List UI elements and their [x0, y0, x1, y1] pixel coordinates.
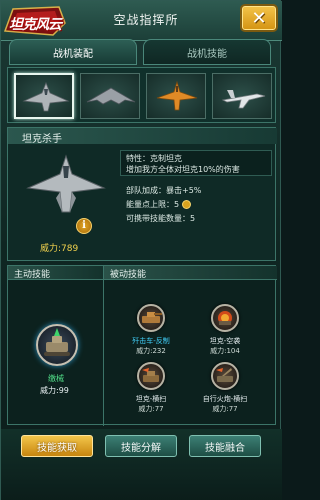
plane-name: 坦克杀手 [22, 134, 62, 145]
passive-skill-4-power: 威力:77 [212, 405, 238, 413]
disarm-skill-icon[interactable] [36, 324, 78, 366]
trait-title: 特性：克制坦克 [126, 154, 182, 163]
passive-skill-2-name: 坦克-空袭 [209, 337, 241, 345]
skill-fuse-button[interactable]: 技能融合 [189, 435, 261, 457]
passive-skill-4[interactable] [211, 362, 239, 390]
active-skill-name: 缴械 [48, 374, 64, 383]
close-button[interactable]: ✕ [240, 4, 278, 32]
stat-energy-cap: 能量点上限：5 [126, 199, 192, 210]
stealth-fighter-icon [26, 154, 106, 213]
passive-skill-2[interactable] [211, 304, 239, 332]
logo-text: 坦克风云 [9, 17, 62, 33]
close-icon: ✕ [251, 7, 267, 29]
passive-skills-title: 被动技能 [110, 270, 147, 280]
skill-decompose-button[interactable]: 技能分解 [105, 435, 177, 457]
plane-selector [7, 67, 276, 123]
passive-skill-3[interactable] [137, 362, 165, 390]
plane-slot-3[interactable] [146, 73, 206, 119]
skill-decompose-label: 技能分解 [121, 442, 161, 454]
plane-slot-1[interactable] [14, 73, 74, 119]
passive-skill-3-power: 威力:77 [138, 405, 164, 413]
skills-panel: 主动技能 被动技能 缴械 威力:99 歼击车-反制 威力:232 坦克-空袭 威… [7, 265, 277, 426]
passive-skill-4-name: 自行火炮-横扫 [202, 395, 248, 403]
active-skills-title: 主动技能 [14, 270, 51, 280]
page-title: 空战指挥所 [113, 13, 179, 27]
skill-fuse-label: 技能融合 [205, 442, 245, 454]
plane-name-bar: 坦克杀手 [8, 128, 277, 145]
header-bar: 坦克风云 空战指挥所 ✕ [1, 1, 282, 41]
plane-detail-panel: 坦克杀手 i 威力:789 特性：克制坦克 增加我方全体对坦克10%的伤害 部队… [7, 127, 277, 261]
stealth-fighter-icon [22, 81, 70, 112]
tab-plane-equip[interactable]: 战机装配 [9, 39, 137, 65]
skills-divider [103, 266, 104, 426]
orange-fighter-icon [156, 80, 198, 111]
passive-skill-1-power: 威力:232 [136, 347, 166, 355]
skill-acquire-button[interactable]: 技能获取 [21, 435, 93, 457]
game-logo: 坦克风云 [3, 3, 67, 39]
tank-airstrike-icon [218, 311, 232, 325]
plane-slot-4[interactable] [212, 73, 272, 119]
tab-label: 战机技能 [187, 48, 227, 60]
artillery-sweep-icon [216, 368, 233, 382]
passive-skill-1-name: 歼击车-反制 [132, 337, 170, 345]
passive-skills-header: 被动技能 [104, 266, 277, 280]
info-icon[interactable]: i [76, 218, 92, 234]
passive-skill-1[interactable] [137, 304, 165, 332]
tab-label: 战机装配 [53, 48, 93, 60]
skill-acquire-label: 技能获取 [37, 442, 77, 454]
passive-skill-2-power: 威力:104 [210, 347, 240, 355]
tank-destroyer-counter-icon [142, 312, 162, 323]
stat-energy-text: 能量点上限：5 [126, 200, 180, 209]
tab-plane-skills[interactable]: 战机技能 [143, 39, 271, 65]
stat-skill-slots: 可携带技能数量：5 [126, 214, 196, 223]
game-window: 坦克风云 空战指挥所 ✕ 战机装配 战机技能 坦克杀手 i 威力:789 特性：… [0, 0, 282, 500]
tank-disarm-icon [44, 328, 70, 356]
trait-box: 特性：克制坦克 增加我方全体对坦克10%的伤害 [120, 150, 272, 176]
stealth-bomber-icon [86, 87, 136, 105]
passive-skill-3-name: 坦克-横扫 [135, 395, 167, 403]
active-skills-header: 主动技能 [8, 266, 103, 280]
white-jet-icon [221, 90, 266, 109]
tank-sweep-icon [142, 368, 159, 382]
energy-coin-icon [182, 200, 192, 209]
plane-slot-2[interactable] [80, 73, 140, 119]
trait-description: 增加我方全体对坦克10%的伤害 [126, 165, 240, 174]
active-skill-power: 威力:99 [40, 386, 69, 395]
plane-power: 威力:789 [40, 244, 79, 254]
stat-crit-bonus: 部队加成：暴击+5% [126, 186, 202, 195]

● ● ●

Reproduce the data above word for word and line by line, leaving out the picture.

List UI elements and their [x0, y0, x1, y1] pixel coordinates.
plane-name: 坦克杀手 [22, 134, 62, 145]
passive-skill-4-power: 威力:77 [212, 405, 238, 413]
disarm-skill-icon[interactable] [36, 324, 78, 366]
trait-title: 特性：克制坦克 [126, 154, 182, 163]
passive-skill-2-name: 坦克-空袭 [209, 337, 241, 345]
skill-fuse-button[interactable]: 技能融合 [189, 435, 261, 457]
passive-skill-4[interactable] [211, 362, 239, 390]
active-skill-name: 缴械 [48, 374, 64, 383]
close-button[interactable]: ✕ [240, 4, 278, 32]
stat-energy-cap: 能量点上限：5 [126, 199, 192, 210]
stealth-fighter-icon [26, 154, 106, 213]
passive-skill-2[interactable] [211, 304, 239, 332]
logo-text: 坦克风云 [9, 17, 62, 33]
close-icon: ✕ [251, 7, 267, 29]
passive-skills-title: 被动技能 [110, 270, 147, 280]
skill-decompose-button[interactable]: 技能分解 [105, 435, 177, 457]
plane-selector [7, 67, 276, 123]
passive-skill-3[interactable] [137, 362, 165, 390]
plane-slot-3[interactable] [146, 73, 206, 119]
skill-decompose-label: 技能分解 [121, 442, 161, 454]
plane-slot-1[interactable] [14, 73, 74, 119]
passive-skill-3-power: 威力:77 [138, 405, 164, 413]
skills-panel: 主动技能 被动技能 缴械 威力:99 歼击车-反制 威力:232 坦克-空袭 威… [7, 265, 277, 426]
passive-skill-4-name: 自行火炮-横扫 [202, 395, 248, 403]
active-skills-title: 主动技能 [14, 270, 51, 280]
page-title: 空战指挥所 [113, 13, 179, 27]
skill-fuse-label: 技能融合 [205, 442, 245, 454]
plane-name-bar: 坦克杀手 [8, 128, 277, 145]
header-bar: 坦克风云 空战指挥所 ✕ [1, 1, 282, 41]
plane-detail-panel: 坦克杀手 i 威力:789 特性：克制坦克 增加我方全体对坦克10%的伤害 部队… [7, 127, 277, 261]
stealth-fighter-icon [22, 81, 70, 112]
tab-plane-equip[interactable]: 战机装配 [9, 39, 137, 65]
skills-divider [103, 266, 104, 426]
orange-fighter-icon [156, 80, 198, 111]
passive-skill-1-power: 威力:232 [136, 347, 166, 355]
skill-acquire-button[interactable]: 技能获取 [21, 435, 93, 457]
game-logo: 坦克风云 [3, 3, 67, 39]
tank-airstrike-icon [218, 311, 232, 325]
plane-slot-4[interactable] [212, 73, 272, 119]
tab-label: 战机技能 [187, 48, 227, 60]
artillery-sweep-icon [216, 368, 233, 382]
passive-skill-1-name: 歼击车-反制 [132, 337, 170, 345]
passive-skills-header: 被动技能 [104, 266, 277, 280]
info-icon[interactable]: i [76, 218, 92, 234]
passive-skill-1[interactable] [137, 304, 165, 332]
tab-label: 战机装配 [53, 48, 93, 60]
skill-acquire-label: 技能获取 [37, 442, 77, 454]
passive-skill-2-power: 威力:104 [210, 347, 240, 355]
tank-destroyer-counter-icon [142, 312, 162, 323]
stat-energy-text: 能量点上限：5 [126, 200, 180, 209]
tab-plane-skills[interactable]: 战机技能 [143, 39, 271, 65]
stat-skill-slots: 可携带技能数量：5 [126, 214, 196, 223]
game-window: 坦克风云 空战指挥所 ✕ 战机装配 战机技能 坦克杀手 i 威力:789 特性：… [0, 0, 282, 500]
tank-disarm-icon [44, 328, 70, 356]
trait-box: 特性：克制坦克 增加我方全体对坦克10%的伤害 [120, 150, 272, 176]
stealth-bomber-icon [86, 87, 136, 105]
passive-skill-3-name: 坦克-横扫 [135, 395, 167, 403]
active-skills-header: 主动技能 [8, 266, 103, 280]
white-jet-icon [221, 90, 266, 109]
tank-sweep-icon [142, 368, 159, 382]
energy-coin-icon [182, 200, 192, 209]
plane-slot-2[interactable] [80, 73, 140, 119]
trait-description: 增加我方全体对坦克10%的伤害 [126, 165, 240, 174]
active-skill-power: 威力:99 [40, 386, 69, 395]
plane-power: 威力:789 [40, 244, 79, 254]
stat-crit-bonus: 部队加成：暴击+5% [126, 186, 202, 195]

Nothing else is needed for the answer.